**WHAT YOU ARE ASKED TO DO**
Extract each line of the material that follows exactly and omit its pictures.

**INPUT DATA**
>> Begin
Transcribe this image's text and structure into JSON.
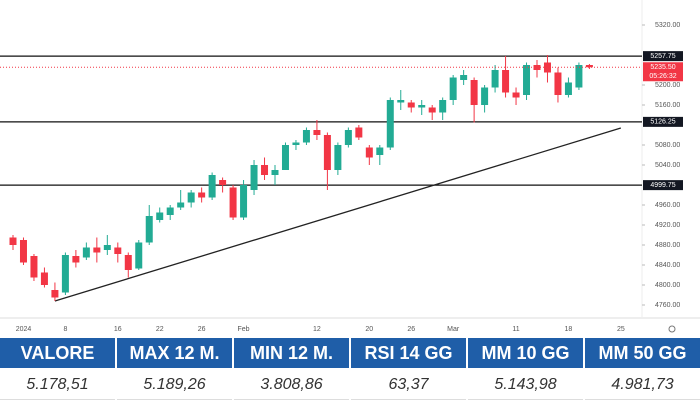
{
  "chart_data": {
    "type": "candlestick",
    "categories": [
      null,
      "2024",
      null,
      null,
      null,
      "8",
      null,
      null,
      null,
      null,
      "16",
      null,
      null,
      null,
      "22",
      null,
      null,
      null,
      "26",
      null,
      null,
      null,
      "Feb",
      null,
      null,
      null,
      null,
      null,
      null,
      "12",
      null,
      null,
      null,
      null,
      "20",
      null,
      null,
      null,
      "26",
      null,
      null,
      null,
      "Mar",
      null,
      null,
      null,
      null,
      null,
      "11",
      null,
      null,
      null,
      null,
      "18",
      null,
      null,
      null,
      null,
      "25"
    ],
    "open": [
      4895,
      4890,
      4858,
      4825,
      4790,
      4785,
      4858,
      4855,
      4875,
      4870,
      4875,
      4860,
      4833,
      4885,
      4930,
      4940,
      4955,
      4965,
      4985,
      4975,
      5010,
      4995,
      4935,
      4990,
      5040,
      5020,
      5030,
      5080,
      5085,
      5110,
      5100,
      5030,
      5080,
      5115,
      5075,
      5060,
      5075,
      5165,
      5165,
      5155,
      5155,
      5145,
      5170,
      5210,
      5210,
      5160,
      5195,
      5230,
      5185,
      5180,
      5240,
      5245,
      5225,
      5180,
      5195,
      5240,
      null,
      null,
      null
    ],
    "high": [
      4900,
      4895,
      4862,
      4835,
      4805,
      4865,
      4870,
      4885,
      4895,
      4900,
      4885,
      4865,
      4890,
      4960,
      4955,
      4960,
      4990,
      4990,
      4995,
      5025,
      5015,
      5000,
      5010,
      5050,
      5055,
      5040,
      5085,
      5090,
      5115,
      5130,
      5105,
      5085,
      5115,
      5120,
      5080,
      5080,
      5175,
      5190,
      5170,
      5170,
      5160,
      5175,
      5220,
      5230,
      5215,
      5200,
      5240,
      5258,
      5195,
      5245,
      5250,
      5260,
      5235,
      5215,
      5245,
      5242,
      null,
      null,
      null
    ],
    "low": [
      4870,
      4840,
      4808,
      4795,
      4768,
      4780,
      4835,
      4850,
      4845,
      4860,
      4845,
      4815,
      4830,
      4880,
      4925,
      4930,
      4950,
      4955,
      4965,
      4970,
      4985,
      4930,
      4930,
      4980,
      5010,
      5000,
      5030,
      5070,
      5080,
      5090,
      4990,
      5020,
      5075,
      5090,
      5040,
      5040,
      5070,
      5150,
      5145,
      5140,
      5130,
      5130,
      5160,
      5200,
      5125,
      5145,
      5185,
      5175,
      5160,
      5170,
      5215,
      5205,
      5165,
      5175,
      5190,
      5232,
      null,
      null,
      null
    ],
    "close": [
      4880,
      4845,
      4815,
      4800,
      4775,
      4860,
      4845,
      4875,
      4865,
      4880,
      4862,
      4830,
      4885,
      4938,
      4945,
      4955,
      4965,
      4985,
      4975,
      5020,
      5000,
      4935,
      5000,
      5040,
      5020,
      5030,
      5080,
      5085,
      5110,
      5100,
      5030,
      5080,
      5110,
      5095,
      5055,
      5075,
      5170,
      5170,
      5155,
      5160,
      5145,
      5170,
      5215,
      5220,
      5160,
      5195,
      5230,
      5185,
      5175,
      5240,
      5230,
      5225,
      5180,
      5205,
      5240,
      5235.5,
      null,
      null,
      null
    ],
    "up_color": "#22ab94",
    "down_color": "#f23645",
    "ylim": [
      4740,
      5350
    ],
    "yticks": [
      {
        "value": 5320,
        "label": "5320.00"
      },
      {
        "value": 5200,
        "label": "5200.00"
      },
      {
        "value": 5160,
        "label": "5160.00"
      },
      {
        "value": 5080,
        "label": "5080.00"
      },
      {
        "value": 5040,
        "label": "5040.00"
      },
      {
        "value": 4960,
        "label": "4960.00"
      },
      {
        "value": 4920,
        "label": "4920.00"
      },
      {
        "value": 4880,
        "label": "4880.00"
      },
      {
        "value": 4840,
        "label": "4840.00"
      },
      {
        "value": 4800,
        "label": "4800.00"
      },
      {
        "value": 4760,
        "label": "4760.00"
      }
    ],
    "price_lines": [
      {
        "value": 5257.75,
        "label": "5257.75"
      },
      {
        "value": 5126.25,
        "label": "5126.25"
      },
      {
        "value": 4999.75,
        "label": "4999.75"
      }
    ],
    "last_price": {
      "value": 5235.5,
      "label": "5235.50",
      "countdown": "05:26:32"
    },
    "trendline": [
      4768,
      5114
    ]
  },
  "table": {
    "header": [
      "VALORE",
      "MAX 12 M.",
      "MIN 12 M.",
      "RSI 14 GG",
      "MM 10 GG",
      "MM 50 GG"
    ],
    "rows": [
      [
        "5.178,51",
        "5.189,26",
        "3.808,86",
        "63,37",
        "5.143,98",
        "4.981,73"
      ]
    ]
  }
}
>> End
**PROBLEM SOLUTION**
Transcribe this image's text and structure into JSON.
{
  "chart_data": {
    "type": "candlestick",
    "categories": [
      null,
      "2024",
      null,
      null,
      null,
      "8",
      null,
      null,
      null,
      null,
      "16",
      null,
      null,
      null,
      "22",
      null,
      null,
      null,
      "26",
      null,
      null,
      null,
      "Feb",
      null,
      null,
      null,
      null,
      null,
      null,
      "12",
      null,
      null,
      null,
      null,
      "20",
      null,
      null,
      null,
      "26",
      null,
      null,
      null,
      "Mar",
      null,
      null,
      null,
      null,
      null,
      "11",
      null,
      null,
      null,
      null,
      "18",
      null,
      null,
      null,
      null,
      "25"
    ],
    "open": [
      4895,
      4890,
      4858,
      4825,
      4790,
      4785,
      4858,
      4855,
      4875,
      4870,
      4875,
      4860,
      4833,
      4885,
      4930,
      4940,
      4955,
      4965,
      4985,
      4975,
      5010,
      4995,
      4935,
      4990,
      5040,
      5020,
      5030,
      5080,
      5085,
      5110,
      5100,
      5030,
      5080,
      5115,
      5075,
      5060,
      5075,
      5165,
      5165,
      5155,
      5155,
      5145,
      5170,
      5210,
      5210,
      5160,
      5195,
      5230,
      5185,
      5180,
      5240,
      5245,
      5225,
      5180,
      5195,
      5240,
      null,
      null,
      null
    ],
    "high": [
      4900,
      4895,
      4862,
      4835,
      4805,
      4865,
      4870,
      4885,
      4895,
      4900,
      4885,
      4865,
      4890,
      4960,
      4955,
      4960,
      4990,
      4990,
      4995,
      5025,
      5015,
      5000,
      5010,
      5050,
      5055,
      5040,
      5085,
      5090,
      5115,
      5130,
      5105,
      5085,
      5115,
      5120,
      5080,
      5080,
      5175,
      5190,
      5170,
      5170,
      5160,
      5175,
      5220,
      5230,
      5215,
      5200,
      5240,
      5258,
      5195,
      5245,
      5250,
      5260,
      5235,
      5215,
      5245,
      5242,
      null,
      null,
      null
    ],
    "low": [
      4870,
      4840,
      4808,
      4795,
      4768,
      4780,
      4835,
      4850,
      4845,
      4860,
      4845,
      4815,
      4830,
      4880,
      4925,
      4930,
      4950,
      4955,
      4965,
      4970,
      4985,
      4930,
      4930,
      4980,
      5010,
      5000,
      5030,
      5070,
      5080,
      5090,
      4990,
      5020,
      5075,
      5090,
      5040,
      5040,
      5070,
      5150,
      5145,
      5140,
      5130,
      5130,
      5160,
      5200,
      5125,
      5145,
      5185,
      5175,
      5160,
      5170,
      5215,
      5205,
      5165,
      5175,
      5190,
      5232,
      null,
      null,
      null
    ],
    "close": [
      4880,
      4845,
      4815,
      4800,
      4775,
      4860,
      4845,
      4875,
      4865,
      4880,
      4862,
      4830,
      4885,
      4938,
      4945,
      4955,
      4965,
      4985,
      4975,
      5020,
      5000,
      4935,
      5000,
      5040,
      5020,
      5030,
      5080,
      5085,
      5110,
      5100,
      5030,
      5080,
      5110,
      5095,
      5055,
      5075,
      5170,
      5170,
      5155,
      5160,
      5145,
      5170,
      5215,
      5220,
      5160,
      5195,
      5230,
      5185,
      5175,
      5240,
      5230,
      5225,
      5180,
      5205,
      5240,
      5235.5,
      null,
      null,
      null
    ],
    "up_color": "#22ab94",
    "down_color": "#f23645",
    "ylim": [
      4740,
      5350
    ],
    "yticks": [
      {
        "value": 5320,
        "label": "5320.00"
      },
      {
        "value": 5200,
        "label": "5200.00"
      },
      {
        "value": 5160,
        "label": "5160.00"
      },
      {
        "value": 5080,
        "label": "5080.00"
      },
      {
        "value": 5040,
        "label": "5040.00"
      },
      {
        "value": 4960,
        "label": "4960.00"
      },
      {
        "value": 4920,
        "label": "4920.00"
      },
      {
        "value": 4880,
        "label": "4880.00"
      },
      {
        "value": 4840,
        "label": "4840.00"
      },
      {
        "value": 4800,
        "label": "4800.00"
      },
      {
        "value": 4760,
        "label": "4760.00"
      }
    ],
    "price_lines": [
      {
        "value": 5257.75,
        "label": "5257.75"
      },
      {
        "value": 5126.25,
        "label": "5126.25"
      },
      {
        "value": 4999.75,
        "label": "4999.75"
      }
    ],
    "last_price": {
      "value": 5235.5,
      "label": "5235.50",
      "countdown": "05:26:32"
    },
    "trendline": [
      4768,
      5114
    ]
  },
  "table": {
    "header": [
      "VALORE",
      "MAX 12 M.",
      "MIN 12 M.",
      "RSI 14 GG",
      "MM 10 GG",
      "MM 50 GG"
    ],
    "rows": [
      [
        "5.178,51",
        "5.189,26",
        "3.808,86",
        "63,37",
        "5.143,98",
        "4.981,73"
      ]
    ]
  }
}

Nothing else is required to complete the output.